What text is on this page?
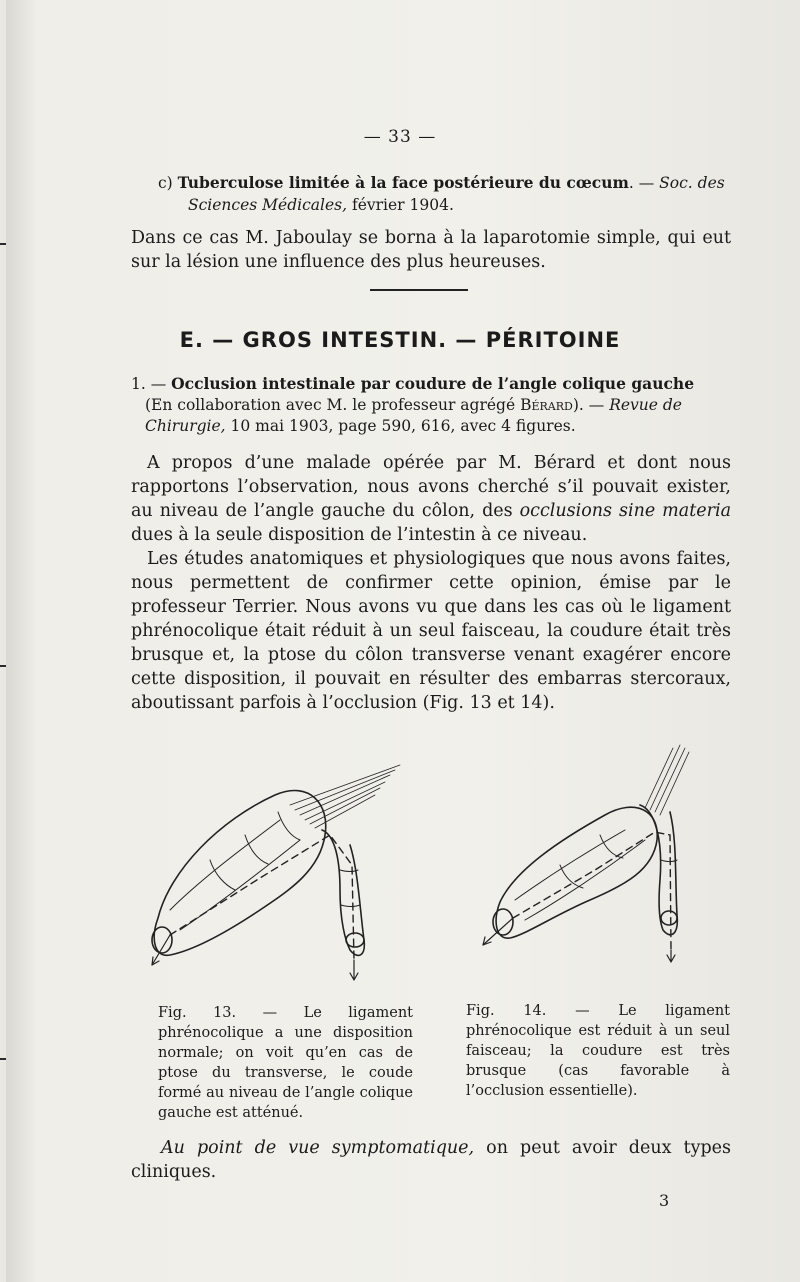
— 33 —
c) Tuberculose limitée à la face postérieure du cœcum. — Soc. des
Sciences Médicales, février 1904.
Dans ce cas M. Jaboulay se borna à la laparotomie simple, qui eut sur la lésion une influence des plus heureuses.
E. — GROS INTESTIN. — PÉRITOINE
1. — Occlusion intestinale par coudure de l’angle colique gauche
(En collaboration avec M. le professeur agrégé Bérard). — Revue de Chirurgie, 10 mai 1903, page 590, 616, avec 4 figures.
A propos d’une malade opérée par M. Bérard et dont nous rapportons l’observation, nous avons cherché s’il pouvait exister, au niveau de l’angle gauche du côlon, des occlusions sine materia dues à la seule disposition de l’intestin à ce niveau.
Les études anatomiques et physiologiques que nous avons faites, nous permettent de confirmer cette opinion, émise par le professeur Terrier. Nous avons vu que dans les cas où le ligament phrénocolique était réduit à un seul faisceau, la coudure était très brusque et, la ptose du côlon transverse venant exagérer encore cette disposition, il pouvait en résulter des embarras stercoraux, aboutissant parfois à l’occlusion (Fig. 13 et 14).
Fig. 13. — Le ligament phrénocolique a une disposition normale; on voit qu’en cas de ptose du transverse, le coude formé au niveau de l’angle colique gauche est atténué.
Fig. 14. — Le ligament phrénocolique est réduit à un seul faisceau; la coudure est très brusque (cas favorable à l’occlusion essentielle).
Au point de vue symptomatique, on peut avoir deux types cliniques.
3
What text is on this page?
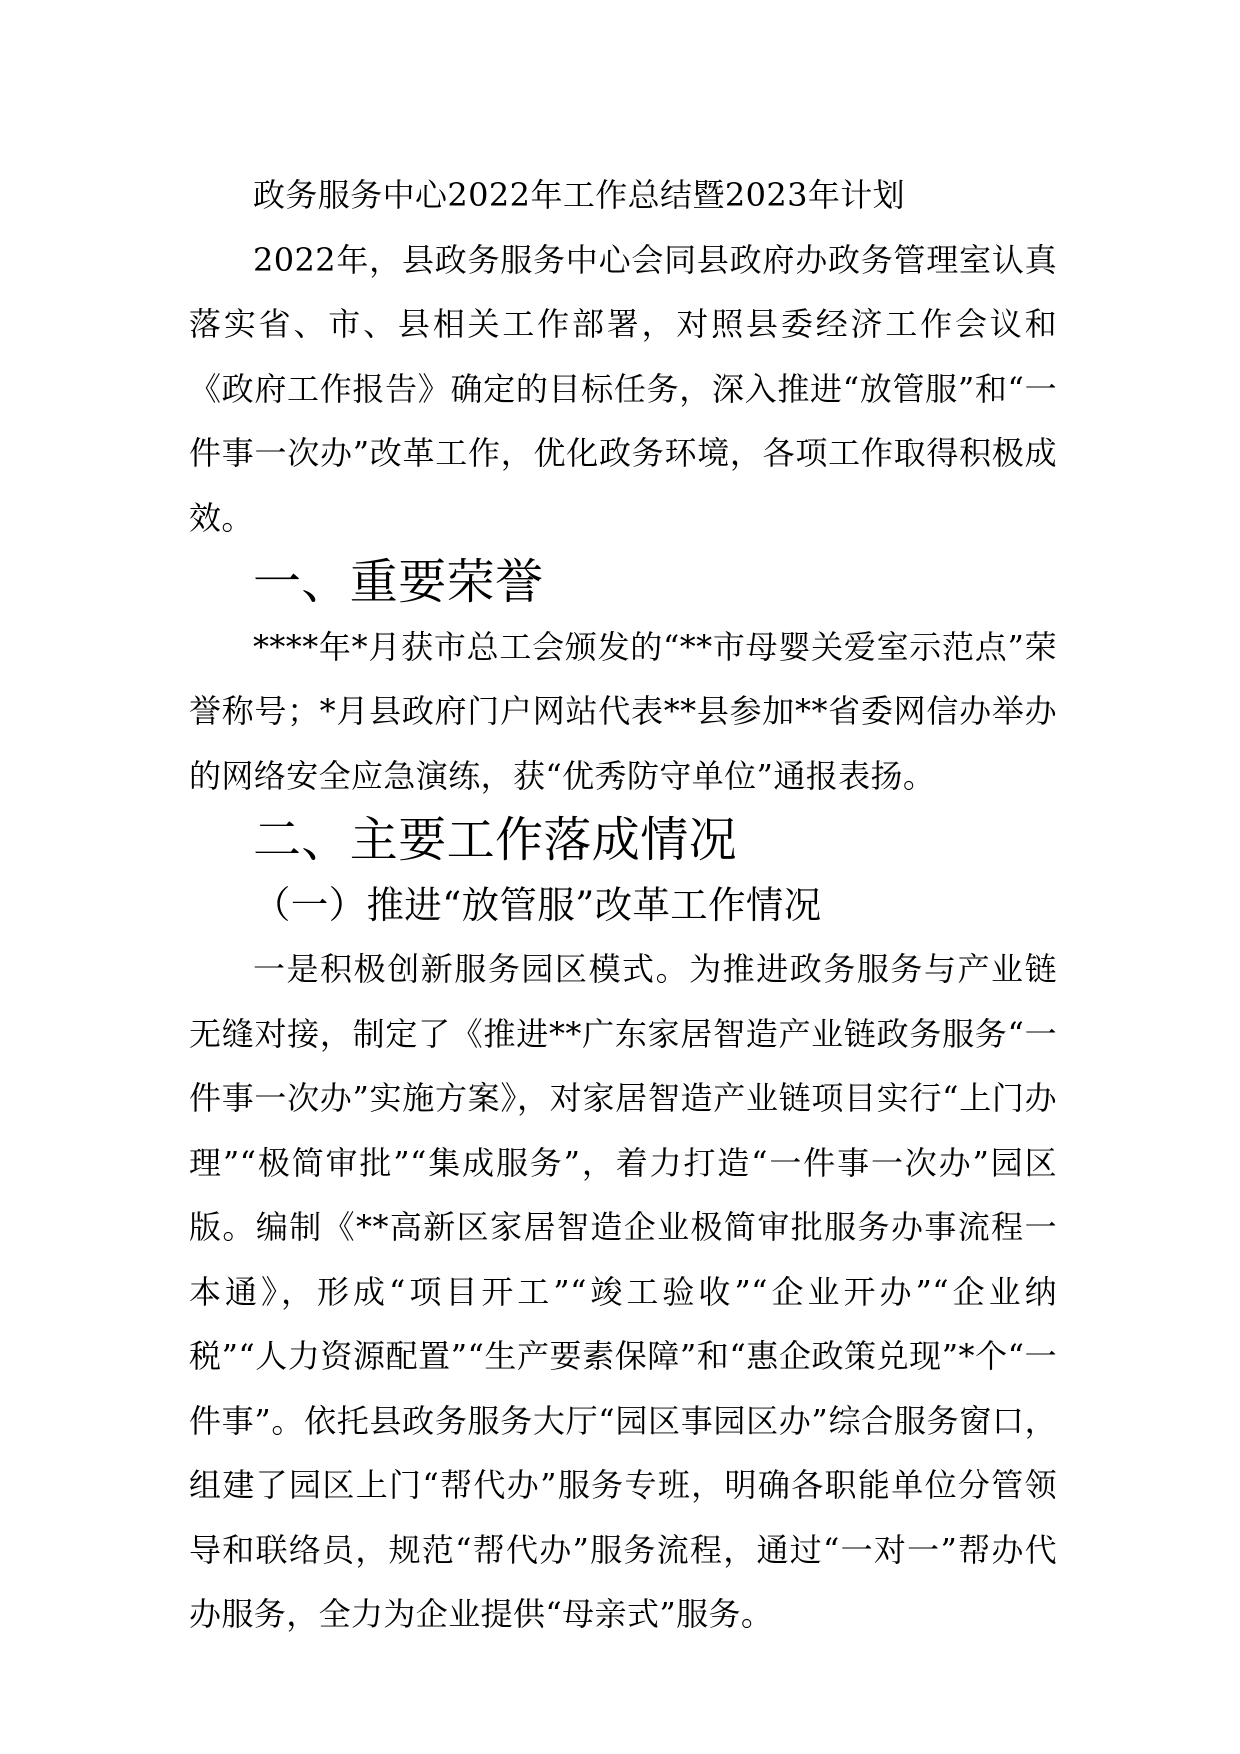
政务服务中心2022年工作总结暨2023年计划

2022年，县政务服务中心会同县政府办政务管理室认真落实省、市、县相关工作部署，对照县委经济工作会议和《政府工作报告》确定的目标任务，深入推进“放管服”和“一件事一次办”改革工作，优化政务环境，各项工作取得积极成效。

一、重要荣誉

****年*月获市总工会颁发的“**市母婴关爱室示范点”荣誉称号；*月县政府门户网站代表**县参加**省委网信办举办的网络安全应急演练，获“优秀防守单位”通报表扬。

二、主要工作落成情况
（一）推进“放管服”改革工作情况

一是积极创新服务园区模式。为推进政务服务与产业链无缝对接，制定了《推进**广东家居智造产业链政务服务“一件事一次办”实施方案》，对家居智造产业链项目实行“上门办理”“极简审批”“集成服务”，着力打造“一件事一次办”园区版。编制《**高新区家居智造企业极简审批服务办事流程一本通》，形成“项目开工”“竣工验收”“企业开办”“企业纳税”“人力资源配置”“生产要素保障”和“惠企政策兑现”*个“一件事”。依托县政务服务大厅“园区事园区办”综合服务窗口，组建了园区上门“帮代办”服务专班，明确各职能单位分管领导和联络员，规范“帮代办”服务流程，通过“一对一”帮办代办服务，全力为企业提供“母亲式”服务。
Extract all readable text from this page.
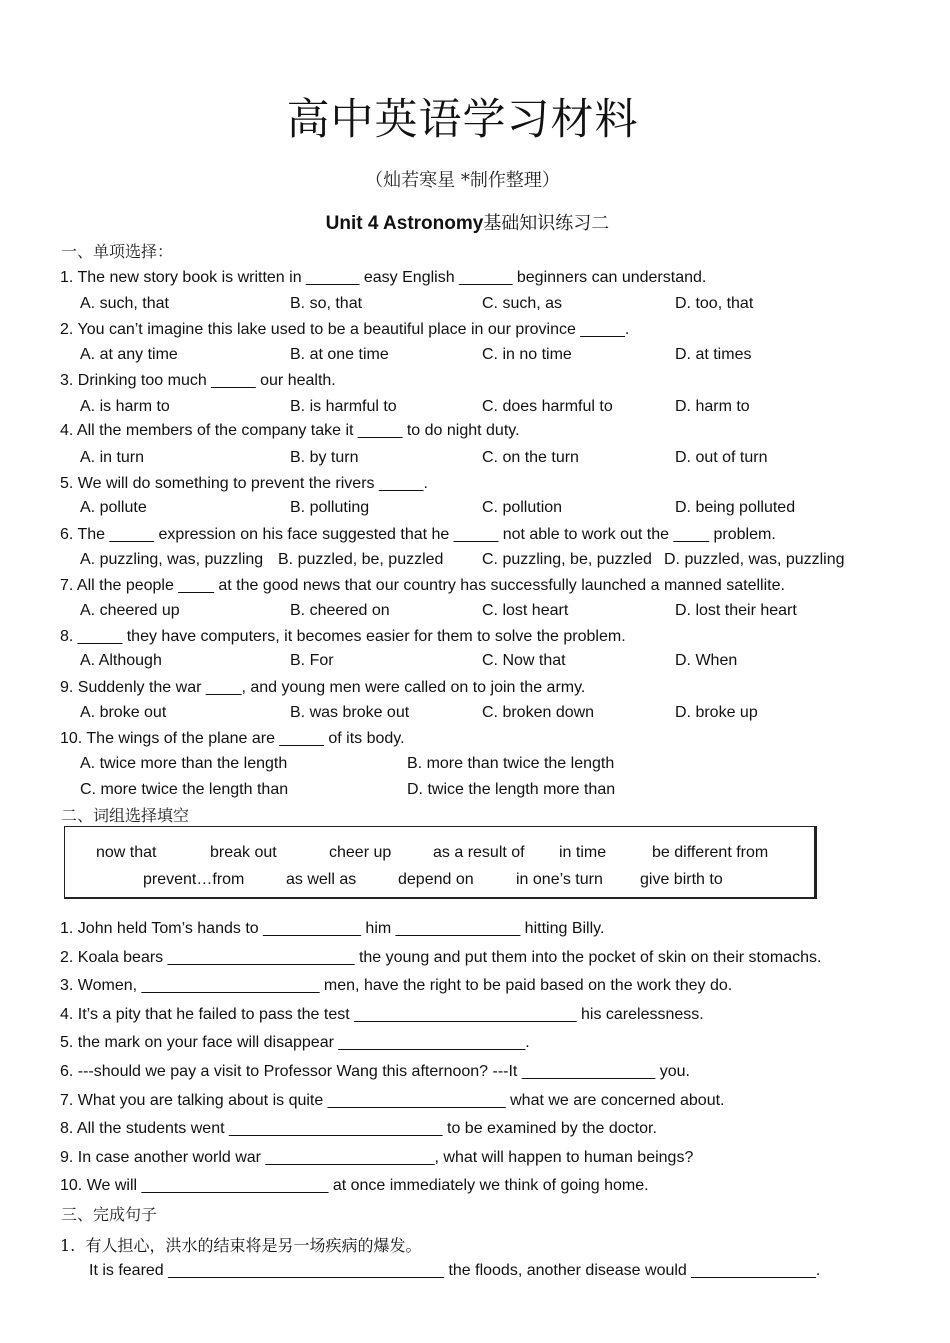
高中英语学习材料
（灿若寒星 *制作整理）
Unit 4 Astronomy基础知识练习二
一、单项选择：
1. The new story book is written in ______ easy English ______ beginners can understand.
A. such, that	B. so, that	C. such, as	D. too, that
2. You can’t imagine this lake used to be a beautiful place in our province _____.
A. at any time	B. at one time	C. in no time	D. at times
3. Drinking too much _____ our health.
A. is harm to	B. is harmful to	C. does harmful to	D. harm to
4. All the members of the company take it _____ to do night duty.
A. in turn	B. by turn	C. on the turn	D. out of turn
5. We will do something to prevent the rivers _____.
A. pollute	B. polluting	C. pollution	D. being polluted
6. The _____ expression on his face suggested that he _____ not able to work out the ____ problem.
A. puzzling, was, puzzling B. puzzled, be, puzzled C. puzzling, be, puzzled D. puzzled, was, puzzling
7. All the people ____ at the good news that our country has successfully launched a manned satellite.
A. cheered up	B. cheered on	C. lost heart	D. lost their heart
8. _____ they have computers, it becomes easier for them to solve the problem.
A. Although	B. For	C. Now that	D. When
9. Suddenly the war ____, and young men were called on to join the army.
A. broke out	B. was broke out	C. broken down	D. broke up
10. The wings of the plane are _____ of its body.
A. twice more than the length	B. more than twice the length
C. more twice the length than	D. twice the length more than
二、词组选择填空
now that	break out	cheer up	as a result of in time	be different from
prevent…from	as well as	depend on	in one’s turn give birth to
1. John held Tom’s hands to ___________ him ______________ hitting Billy.
2. Koala bears _____________________ the young and put them into the pocket of skin on their stomachs.
3. Women, ____________________ men, have the right to be paid based on the work they do.
4. It’s a pity that he failed to pass the test _________________________ his carelessness.
5. the mark on your face will disappear _____________________.
6. ---should we pay a visit to Professor Wang this afternoon? ---It _______________ you.
7. What you are talking about is quite ____________________ what we are concerned about.
8. All the students went ________________________ to be examined by the doctor.
9. In case another world war ___________________, what will happen to human beings?
10. We will _____________________ at once immediately we think of going home.
三、完成句子
1.  有人担心，洪水的结束将是另一场疾病的爆发。
It is feared _______________________________ the floods, another disease would ______________.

# Your instructions
Copy every line from the entries that contains the word "côlon".

# Complete response
A propos d’une malade opérée par M. Bérard et dont nous rapportons l’observation, nous avons cherché s’il pouvait exister, au niveau de l’angle gauche du côlon, des occlusions sine materia dues à la seule disposition de l’intestin à ce niveau.
Les études anatomiques et physiologiques que nous avons faites, nous permettent de confirmer cette opinion, émise par le professeur Terrier. Nous avons vu que dans les cas où le ligament phrénocolique était réduit à un seul faisceau, la coudure était très brusque et, la ptose du côlon transverse venant exagérer encore cette disposition, il pouvait en résulter des embarras stercoraux, aboutissant parfois à l’occlusion (Fig. 13 et 14).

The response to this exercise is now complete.